_THE REQUEST_
Produce the listing below again, exactly as shown.

--- START ---

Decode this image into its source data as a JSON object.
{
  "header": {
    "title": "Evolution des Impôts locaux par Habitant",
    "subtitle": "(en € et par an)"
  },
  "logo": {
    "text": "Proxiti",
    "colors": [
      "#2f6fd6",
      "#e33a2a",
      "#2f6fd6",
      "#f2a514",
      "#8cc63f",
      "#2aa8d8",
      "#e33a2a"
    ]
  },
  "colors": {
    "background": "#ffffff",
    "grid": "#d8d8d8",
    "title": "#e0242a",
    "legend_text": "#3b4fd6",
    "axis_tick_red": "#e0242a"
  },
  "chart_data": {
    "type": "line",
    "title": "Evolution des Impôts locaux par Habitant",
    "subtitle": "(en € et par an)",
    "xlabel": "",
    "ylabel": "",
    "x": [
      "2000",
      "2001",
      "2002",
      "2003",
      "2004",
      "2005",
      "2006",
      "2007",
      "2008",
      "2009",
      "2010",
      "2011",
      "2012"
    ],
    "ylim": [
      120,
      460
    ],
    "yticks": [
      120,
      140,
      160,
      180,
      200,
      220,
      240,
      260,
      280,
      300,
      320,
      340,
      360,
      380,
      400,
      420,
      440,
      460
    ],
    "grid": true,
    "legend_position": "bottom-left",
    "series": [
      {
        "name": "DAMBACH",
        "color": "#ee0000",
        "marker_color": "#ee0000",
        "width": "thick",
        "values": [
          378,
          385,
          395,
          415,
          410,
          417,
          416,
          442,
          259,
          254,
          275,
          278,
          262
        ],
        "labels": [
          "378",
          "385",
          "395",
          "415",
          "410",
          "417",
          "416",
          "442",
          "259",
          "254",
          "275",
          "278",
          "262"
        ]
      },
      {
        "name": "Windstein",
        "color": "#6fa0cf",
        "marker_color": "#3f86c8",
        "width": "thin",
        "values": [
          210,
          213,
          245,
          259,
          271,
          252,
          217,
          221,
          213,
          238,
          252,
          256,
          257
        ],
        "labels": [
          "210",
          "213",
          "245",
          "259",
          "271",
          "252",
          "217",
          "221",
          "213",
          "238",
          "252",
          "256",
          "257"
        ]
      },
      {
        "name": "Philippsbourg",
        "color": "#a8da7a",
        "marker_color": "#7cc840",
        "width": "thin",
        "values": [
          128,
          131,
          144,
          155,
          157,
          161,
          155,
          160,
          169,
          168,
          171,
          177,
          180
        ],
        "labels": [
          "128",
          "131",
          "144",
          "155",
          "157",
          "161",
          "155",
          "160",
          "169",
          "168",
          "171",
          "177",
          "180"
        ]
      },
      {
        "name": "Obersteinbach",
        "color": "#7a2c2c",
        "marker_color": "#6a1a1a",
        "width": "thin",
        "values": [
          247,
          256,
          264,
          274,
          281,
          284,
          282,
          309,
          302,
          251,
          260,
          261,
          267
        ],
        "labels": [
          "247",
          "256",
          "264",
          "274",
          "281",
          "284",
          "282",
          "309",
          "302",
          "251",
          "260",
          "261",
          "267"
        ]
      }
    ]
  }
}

--- END ---

_OUTPUT FOR THIS TASK_
Decode this image into its source data as a JSON object.
{
  "header": {
    "title": "Evolution des Impôts locaux par Habitant",
    "subtitle": "(en € et par an)"
  },
  "logo": {
    "text": "Proxiti",
    "colors": [
      "#2f6fd6",
      "#e33a2a",
      "#2f6fd6",
      "#f2a514",
      "#8cc63f",
      "#2aa8d8",
      "#e33a2a"
    ]
  },
  "colors": {
    "background": "#ffffff",
    "grid": "#d8d8d8",
    "title": "#e0242a",
    "legend_text": "#3b4fd6",
    "axis_tick_red": "#e0242a"
  },
  "chart_data": {
    "type": "line",
    "title": "Evolution des Impôts locaux par Habitant",
    "subtitle": "(en € et par an)",
    "xlabel": "",
    "ylabel": "",
    "x": [
      "2000",
      "2001",
      "2002",
      "2003",
      "2004",
      "2005",
      "2006",
      "2007",
      "2008",
      "2009",
      "2010",
      "2011",
      "2012"
    ],
    "ylim": [
      120,
      460
    ],
    "yticks": [
      120,
      140,
      160,
      180,
      200,
      220,
      240,
      260,
      280,
      300,
      320,
      340,
      360,
      380,
      400,
      420,
      440,
      460
    ],
    "grid": true,
    "legend_position": "bottom-left",
    "series": [
      {
        "name": "DAMBACH",
        "color": "#ee0000",
        "marker_color": "#ee0000",
        "width": "thick",
        "values": [
          378,
          385,
          395,
          415,
          410,
          417,
          416,
          442,
          259,
          254,
          275,
          278,
          262
        ],
        "labels": [
          "378",
          "385",
          "395",
          "415",
          "410",
          "417",
          "416",
          "442",
          "259",
          "254",
          "275",
          "278",
          "262"
        ]
      },
      {
        "name": "Windstein",
        "color": "#6fa0cf",
        "marker_color": "#3f86c8",
        "width": "thin",
        "values": [
          210,
          213,
          245,
          259,
          271,
          252,
          217,
          221,
          213,
          238,
          252,
          256,
          257
        ],
        "labels": [
          "210",
          "213",
          "245",
          "259",
          "271",
          "252",
          "217",
          "221",
          "213",
          "238",
          "252",
          "256",
          "257"
        ]
      },
      {
        "name": "Philippsbourg",
        "color": "#a8da7a",
        "marker_color": "#7cc840",
        "width": "thin",
        "values": [
          128,
          131,
          144,
          155,
          157,
          161,
          155,
          160,
          169,
          168,
          171,
          177,
          180
        ],
        "labels": [
          "128",
          "131",
          "144",
          "155",
          "157",
          "161",
          "155",
          "160",
          "169",
          "168",
          "171",
          "177",
          "180"
        ]
      },
      {
        "name": "Obersteinbach",
        "color": "#7a2c2c",
        "marker_color": "#6a1a1a",
        "width": "thin",
        "values": [
          247,
          256,
          264,
          274,
          281,
          284,
          282,
          309,
          302,
          251,
          260,
          261,
          267
        ],
        "labels": [
          "247",
          "256",
          "264",
          "274",
          "281",
          "284",
          "282",
          "309",
          "302",
          "251",
          "260",
          "261",
          "267"
        ]
      }
    ]
  }
}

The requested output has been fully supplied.